Given instruction ▸
Return the count of lines that hold the string "trietuĝer", with no other words.

BEGIN Record list

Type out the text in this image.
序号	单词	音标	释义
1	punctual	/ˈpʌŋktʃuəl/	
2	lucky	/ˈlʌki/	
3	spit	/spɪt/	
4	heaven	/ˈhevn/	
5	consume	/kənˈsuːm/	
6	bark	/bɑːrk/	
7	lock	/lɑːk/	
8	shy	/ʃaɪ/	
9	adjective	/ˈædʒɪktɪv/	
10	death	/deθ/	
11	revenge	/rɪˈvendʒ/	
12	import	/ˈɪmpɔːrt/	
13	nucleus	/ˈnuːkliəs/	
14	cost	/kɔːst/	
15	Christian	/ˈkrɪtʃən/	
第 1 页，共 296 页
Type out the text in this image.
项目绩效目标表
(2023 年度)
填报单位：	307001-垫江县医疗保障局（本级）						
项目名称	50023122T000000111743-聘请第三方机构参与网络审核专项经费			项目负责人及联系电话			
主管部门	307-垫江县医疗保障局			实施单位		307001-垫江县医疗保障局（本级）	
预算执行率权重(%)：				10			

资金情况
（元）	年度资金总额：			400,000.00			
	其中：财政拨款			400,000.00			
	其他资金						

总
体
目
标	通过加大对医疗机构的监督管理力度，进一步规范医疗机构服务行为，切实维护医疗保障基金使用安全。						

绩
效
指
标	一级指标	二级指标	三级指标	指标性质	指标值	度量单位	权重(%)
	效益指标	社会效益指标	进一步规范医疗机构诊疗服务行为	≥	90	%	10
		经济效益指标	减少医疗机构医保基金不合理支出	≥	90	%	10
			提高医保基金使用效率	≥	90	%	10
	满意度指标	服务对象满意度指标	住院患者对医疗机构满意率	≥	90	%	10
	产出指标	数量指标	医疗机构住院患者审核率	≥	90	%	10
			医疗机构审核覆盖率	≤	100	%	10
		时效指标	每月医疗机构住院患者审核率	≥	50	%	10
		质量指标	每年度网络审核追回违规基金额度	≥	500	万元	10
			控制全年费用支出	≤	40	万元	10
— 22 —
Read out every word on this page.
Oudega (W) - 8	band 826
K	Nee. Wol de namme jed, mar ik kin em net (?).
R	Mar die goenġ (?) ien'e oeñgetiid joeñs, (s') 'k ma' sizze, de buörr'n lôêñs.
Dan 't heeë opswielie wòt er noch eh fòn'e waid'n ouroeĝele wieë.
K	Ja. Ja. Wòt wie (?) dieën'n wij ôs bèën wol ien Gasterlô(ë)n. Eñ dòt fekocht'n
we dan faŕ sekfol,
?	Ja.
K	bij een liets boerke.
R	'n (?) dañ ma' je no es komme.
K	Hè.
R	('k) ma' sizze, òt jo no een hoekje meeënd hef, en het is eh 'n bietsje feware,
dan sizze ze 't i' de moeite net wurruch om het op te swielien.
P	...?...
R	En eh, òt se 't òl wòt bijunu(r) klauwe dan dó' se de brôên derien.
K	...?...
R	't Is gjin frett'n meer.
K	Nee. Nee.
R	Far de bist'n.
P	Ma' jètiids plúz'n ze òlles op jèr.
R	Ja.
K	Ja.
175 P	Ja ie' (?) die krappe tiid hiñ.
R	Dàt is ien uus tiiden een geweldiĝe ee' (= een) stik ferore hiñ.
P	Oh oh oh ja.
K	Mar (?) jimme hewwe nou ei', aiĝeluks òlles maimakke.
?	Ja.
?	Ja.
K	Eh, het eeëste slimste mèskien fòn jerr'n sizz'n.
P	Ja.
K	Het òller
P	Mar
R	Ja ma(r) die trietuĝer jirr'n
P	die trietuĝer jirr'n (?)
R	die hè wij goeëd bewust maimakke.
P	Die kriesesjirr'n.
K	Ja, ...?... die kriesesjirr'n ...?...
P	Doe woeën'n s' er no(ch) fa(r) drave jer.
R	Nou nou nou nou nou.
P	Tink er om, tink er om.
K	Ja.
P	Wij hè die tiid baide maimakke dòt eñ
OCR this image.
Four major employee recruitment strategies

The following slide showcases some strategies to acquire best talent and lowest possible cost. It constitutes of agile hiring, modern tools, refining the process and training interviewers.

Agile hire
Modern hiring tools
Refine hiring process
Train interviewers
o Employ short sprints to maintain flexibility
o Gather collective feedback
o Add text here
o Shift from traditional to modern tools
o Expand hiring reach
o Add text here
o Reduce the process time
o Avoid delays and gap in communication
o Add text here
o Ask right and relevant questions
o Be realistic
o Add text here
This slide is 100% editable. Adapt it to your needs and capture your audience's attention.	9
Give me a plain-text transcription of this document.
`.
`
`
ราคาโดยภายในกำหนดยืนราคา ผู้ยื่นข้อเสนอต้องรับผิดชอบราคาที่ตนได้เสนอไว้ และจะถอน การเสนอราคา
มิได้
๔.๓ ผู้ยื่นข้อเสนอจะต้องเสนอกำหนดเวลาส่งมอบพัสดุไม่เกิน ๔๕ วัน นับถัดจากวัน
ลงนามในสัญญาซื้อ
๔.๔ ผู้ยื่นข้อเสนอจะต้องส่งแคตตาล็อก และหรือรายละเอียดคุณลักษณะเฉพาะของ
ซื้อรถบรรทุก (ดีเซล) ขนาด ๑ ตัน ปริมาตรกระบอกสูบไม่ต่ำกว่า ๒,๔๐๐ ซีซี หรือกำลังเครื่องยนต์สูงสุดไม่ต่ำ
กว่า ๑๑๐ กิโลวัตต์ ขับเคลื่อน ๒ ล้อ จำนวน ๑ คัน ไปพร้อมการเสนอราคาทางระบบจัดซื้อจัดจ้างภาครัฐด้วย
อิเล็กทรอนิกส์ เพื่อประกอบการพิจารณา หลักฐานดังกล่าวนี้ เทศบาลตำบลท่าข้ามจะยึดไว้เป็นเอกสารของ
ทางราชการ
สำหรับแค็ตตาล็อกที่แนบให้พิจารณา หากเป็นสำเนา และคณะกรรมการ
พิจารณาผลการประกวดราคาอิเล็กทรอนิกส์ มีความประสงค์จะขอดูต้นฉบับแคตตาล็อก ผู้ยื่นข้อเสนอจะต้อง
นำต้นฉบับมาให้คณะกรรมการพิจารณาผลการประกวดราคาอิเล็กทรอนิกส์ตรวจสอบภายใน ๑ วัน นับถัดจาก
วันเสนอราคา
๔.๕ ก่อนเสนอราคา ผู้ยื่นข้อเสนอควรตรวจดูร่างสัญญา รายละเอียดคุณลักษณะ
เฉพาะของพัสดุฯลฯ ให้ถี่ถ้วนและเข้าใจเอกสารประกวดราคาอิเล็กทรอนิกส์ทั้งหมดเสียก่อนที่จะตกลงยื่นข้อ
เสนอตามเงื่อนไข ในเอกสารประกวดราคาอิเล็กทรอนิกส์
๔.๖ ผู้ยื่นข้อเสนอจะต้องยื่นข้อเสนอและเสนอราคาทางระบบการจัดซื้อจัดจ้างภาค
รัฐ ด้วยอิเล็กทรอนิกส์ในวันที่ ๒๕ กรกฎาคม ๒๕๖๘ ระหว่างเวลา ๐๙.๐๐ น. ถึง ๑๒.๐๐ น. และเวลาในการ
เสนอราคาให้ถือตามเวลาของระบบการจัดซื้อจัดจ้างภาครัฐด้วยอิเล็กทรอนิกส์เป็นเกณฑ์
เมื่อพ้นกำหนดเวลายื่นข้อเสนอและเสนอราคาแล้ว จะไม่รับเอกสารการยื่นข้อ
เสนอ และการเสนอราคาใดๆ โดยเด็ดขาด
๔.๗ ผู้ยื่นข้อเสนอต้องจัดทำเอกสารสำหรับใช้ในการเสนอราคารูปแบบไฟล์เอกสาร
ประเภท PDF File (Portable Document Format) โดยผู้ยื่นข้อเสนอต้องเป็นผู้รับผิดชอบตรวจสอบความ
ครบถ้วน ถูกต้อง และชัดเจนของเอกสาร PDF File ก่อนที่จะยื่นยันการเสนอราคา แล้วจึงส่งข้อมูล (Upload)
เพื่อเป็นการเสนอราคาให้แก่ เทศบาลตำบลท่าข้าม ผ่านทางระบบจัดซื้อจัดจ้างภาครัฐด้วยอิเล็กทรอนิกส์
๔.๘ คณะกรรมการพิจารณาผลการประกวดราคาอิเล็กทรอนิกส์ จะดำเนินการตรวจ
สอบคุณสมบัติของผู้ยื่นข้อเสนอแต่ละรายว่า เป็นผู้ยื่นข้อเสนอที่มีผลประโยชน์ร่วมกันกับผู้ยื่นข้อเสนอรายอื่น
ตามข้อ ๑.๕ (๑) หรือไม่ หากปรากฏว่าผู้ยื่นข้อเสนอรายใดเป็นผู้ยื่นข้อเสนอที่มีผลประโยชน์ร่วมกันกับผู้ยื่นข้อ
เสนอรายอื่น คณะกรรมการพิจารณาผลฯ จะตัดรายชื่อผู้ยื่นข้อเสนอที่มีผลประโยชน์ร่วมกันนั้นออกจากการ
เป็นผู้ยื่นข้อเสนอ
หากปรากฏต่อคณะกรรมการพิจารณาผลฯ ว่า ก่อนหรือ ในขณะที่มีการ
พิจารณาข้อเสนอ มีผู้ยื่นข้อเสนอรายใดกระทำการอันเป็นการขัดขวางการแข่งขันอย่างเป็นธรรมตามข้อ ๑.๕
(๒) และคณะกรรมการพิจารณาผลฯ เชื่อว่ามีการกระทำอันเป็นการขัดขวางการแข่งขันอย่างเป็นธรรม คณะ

END Record list

Response ▸
2